■ Written exercise: Print every entry exactly as written.

======== Dataset rows ========

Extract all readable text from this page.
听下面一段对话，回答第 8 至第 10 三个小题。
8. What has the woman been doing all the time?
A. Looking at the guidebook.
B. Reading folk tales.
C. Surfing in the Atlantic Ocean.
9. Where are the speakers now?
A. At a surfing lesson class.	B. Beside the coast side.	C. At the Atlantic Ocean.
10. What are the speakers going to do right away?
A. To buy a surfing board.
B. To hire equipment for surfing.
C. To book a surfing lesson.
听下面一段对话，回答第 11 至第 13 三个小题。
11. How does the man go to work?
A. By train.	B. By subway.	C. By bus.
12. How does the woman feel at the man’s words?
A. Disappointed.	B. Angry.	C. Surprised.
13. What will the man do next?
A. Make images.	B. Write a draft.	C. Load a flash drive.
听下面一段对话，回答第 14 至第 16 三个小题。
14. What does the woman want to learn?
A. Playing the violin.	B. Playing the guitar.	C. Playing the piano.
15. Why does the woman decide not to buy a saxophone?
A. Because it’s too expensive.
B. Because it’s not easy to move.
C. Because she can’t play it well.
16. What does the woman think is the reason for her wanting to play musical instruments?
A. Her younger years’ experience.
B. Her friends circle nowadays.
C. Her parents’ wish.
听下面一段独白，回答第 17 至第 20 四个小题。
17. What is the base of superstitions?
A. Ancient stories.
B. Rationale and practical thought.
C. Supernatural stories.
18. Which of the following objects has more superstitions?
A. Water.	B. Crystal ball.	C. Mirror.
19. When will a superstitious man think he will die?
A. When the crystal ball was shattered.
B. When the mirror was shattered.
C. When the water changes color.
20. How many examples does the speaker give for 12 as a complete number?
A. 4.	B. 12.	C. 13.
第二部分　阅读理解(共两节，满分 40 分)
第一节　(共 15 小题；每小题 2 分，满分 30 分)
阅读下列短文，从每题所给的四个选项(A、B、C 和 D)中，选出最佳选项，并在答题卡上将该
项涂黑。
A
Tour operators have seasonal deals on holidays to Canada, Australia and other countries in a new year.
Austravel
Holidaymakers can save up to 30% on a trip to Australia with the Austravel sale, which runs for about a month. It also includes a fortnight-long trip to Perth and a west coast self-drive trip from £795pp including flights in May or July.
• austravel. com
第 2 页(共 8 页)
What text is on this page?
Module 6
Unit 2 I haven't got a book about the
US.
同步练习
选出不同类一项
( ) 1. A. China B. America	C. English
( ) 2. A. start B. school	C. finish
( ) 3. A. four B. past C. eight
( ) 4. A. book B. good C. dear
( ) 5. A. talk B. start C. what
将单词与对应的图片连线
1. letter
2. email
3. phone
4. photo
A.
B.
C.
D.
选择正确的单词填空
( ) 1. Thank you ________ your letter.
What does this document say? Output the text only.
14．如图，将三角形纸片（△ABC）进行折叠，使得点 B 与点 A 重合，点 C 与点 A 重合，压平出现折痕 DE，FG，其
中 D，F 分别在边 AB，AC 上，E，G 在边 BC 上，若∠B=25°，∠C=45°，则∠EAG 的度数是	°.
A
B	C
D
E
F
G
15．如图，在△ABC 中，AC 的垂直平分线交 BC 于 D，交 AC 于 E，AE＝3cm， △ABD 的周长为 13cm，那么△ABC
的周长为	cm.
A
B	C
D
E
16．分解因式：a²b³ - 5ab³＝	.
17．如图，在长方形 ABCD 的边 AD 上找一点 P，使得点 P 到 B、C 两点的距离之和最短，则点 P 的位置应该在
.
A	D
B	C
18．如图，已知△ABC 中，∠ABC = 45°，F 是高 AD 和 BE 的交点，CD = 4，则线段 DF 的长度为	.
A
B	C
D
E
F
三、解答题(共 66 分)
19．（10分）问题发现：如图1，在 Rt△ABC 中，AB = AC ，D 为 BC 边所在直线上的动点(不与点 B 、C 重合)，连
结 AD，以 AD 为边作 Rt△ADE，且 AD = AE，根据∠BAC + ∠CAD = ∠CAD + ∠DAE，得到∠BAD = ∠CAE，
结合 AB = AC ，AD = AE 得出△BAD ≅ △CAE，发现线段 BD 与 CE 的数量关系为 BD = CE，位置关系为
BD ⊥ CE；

========

■ Response:
Extract all readable text from this page.
听下面一段对话，回答第 8 至第 10 三个小题。
8. What has the woman been doing all the time?
A. Looking at the guidebook.
B. Reading folk tales.
C. Surfing in the Atlantic Ocean.
9. Where are the speakers now?
A. At a surfing lesson class.	B. Beside the coast side.	C. At the Atlantic Ocean.
10. What are the speakers going to do right away?
A. To buy a surfing board.
B. To hire equipment for surfing.
C. To book a surfing lesson.
听下面一段对话，回答第 11 至第 13 三个小题。
11. How does the man go to work?
A. By train.	B. By subway.	C. By bus.
12. How does the woman feel at the man’s words?
A. Disappointed.	B. Angry.	C. Surprised.
13. What will the man do next?
A. Make images.	B. Write a draft.	C. Load a flash drive.
听下面一段对话，回答第 14 至第 16 三个小题。
14. What does the woman want to learn?
A. Playing the violin.	B. Playing the guitar.	C. Playing the piano.
15. Why does the woman decide not to buy a saxophone?
A. Because it’s too expensive.
B. Because it’s not easy to move.
C. Because she can’t play it well.
16. What does the woman think is the reason for her wanting to play musical instruments?
A. Her younger years’ experience.
B. Her friends circle nowadays.
C. Her parents’ wish.
听下面一段独白，回答第 17 至第 20 四个小题。
17. What is the base of superstitions?
A. Ancient stories.
B. Rationale and practical thought.
C. Supernatural stories.
18. Which of the following objects has more superstitions?
A. Water.	B. Crystal ball.	C. Mirror.
19. When will a superstitious man think he will die?
A. When the crystal ball was shattered.
B. When the mirror was shattered.
C. When the water changes color.
20. How many examples does the speaker give for 12 as a complete number?
A. 4.	B. 12.	C. 13.
第二部分　阅读理解(共两节，满分 40 分)
第一节　(共 15 小题；每小题 2 分，满分 30 分)
阅读下列短文，从每题所给的四个选项(A、B、C 和 D)中，选出最佳选项，并在答题卡上将该
项涂黑。
A
Tour operators have seasonal deals on holidays to Canada, Australia and other countries in a new year.
Austravel
Holidaymakers can save up to 30% on a trip to Australia with the Austravel sale, which runs for about a month. It also includes a fortnight-long trip to Perth and a west coast self-drive trip from £795pp including flights in May or July.
• austravel. com
第 2 页(共 8 页)
What text is on this page?
Module 6
Unit 2 I haven't got a book about the
US.
同步练习
选出不同类一项
( ) 1. A. China B. America	C. English
( ) 2. A. start B. school	C. finish
( ) 3. A. four B. past C. eight
( ) 4. A. book B. good C. dear
( ) 5. A. talk B. start C. what
将单词与对应的图片连线
1. letter
2. email
3. phone
4. photo
A.
B.
C.
D.
选择正确的单词填空
( ) 1. Thank you ________ your letter.
What does this document say? Output the text only.
14．如图，将三角形纸片（△ABC）进行折叠，使得点 B 与点 A 重合，点 C 与点 A 重合，压平出现折痕 DE，FG，其
中 D，F 分别在边 AB，AC 上，E，G 在边 BC 上，若∠B=25°，∠C=45°，则∠EAG 的度数是	°.
A
B	C
D
E
F
G
15．如图，在△ABC 中，AC 的垂直平分线交 BC 于 D，交 AC 于 E，AE＝3cm， △ABD 的周长为 13cm，那么△ABC
的周长为	cm.
A
B	C
D
E
16．分解因式：a²b³ - 5ab³＝	.
17．如图，在长方形 ABCD 的边 AD 上找一点 P，使得点 P 到 B、C 两点的距离之和最短，则点 P 的位置应该在
.
A	D
B	C
18．如图，已知△ABC 中，∠ABC = 45°，F 是高 AD 和 BE 的交点，CD = 4，则线段 DF 的长度为	.
A
B	C
D
E
F
三、解答题(共 66 分)
19．（10分）问题发现：如图1，在 Rt△ABC 中，AB = AC ，D 为 BC 边所在直线上的动点(不与点 B 、C 重合)，连
结 AD，以 AD 为边作 Rt△ADE，且 AD = AE，根据∠BAC + ∠CAD = ∠CAD + ∠DAE，得到∠BAD = ∠CAE，
结合 AB = AC ，AD = AE 得出△BAD ≅ △CAE，发现线段 BD 与 CE 的数量关系为 BD = CE，位置关系为
BD ⊥ CE；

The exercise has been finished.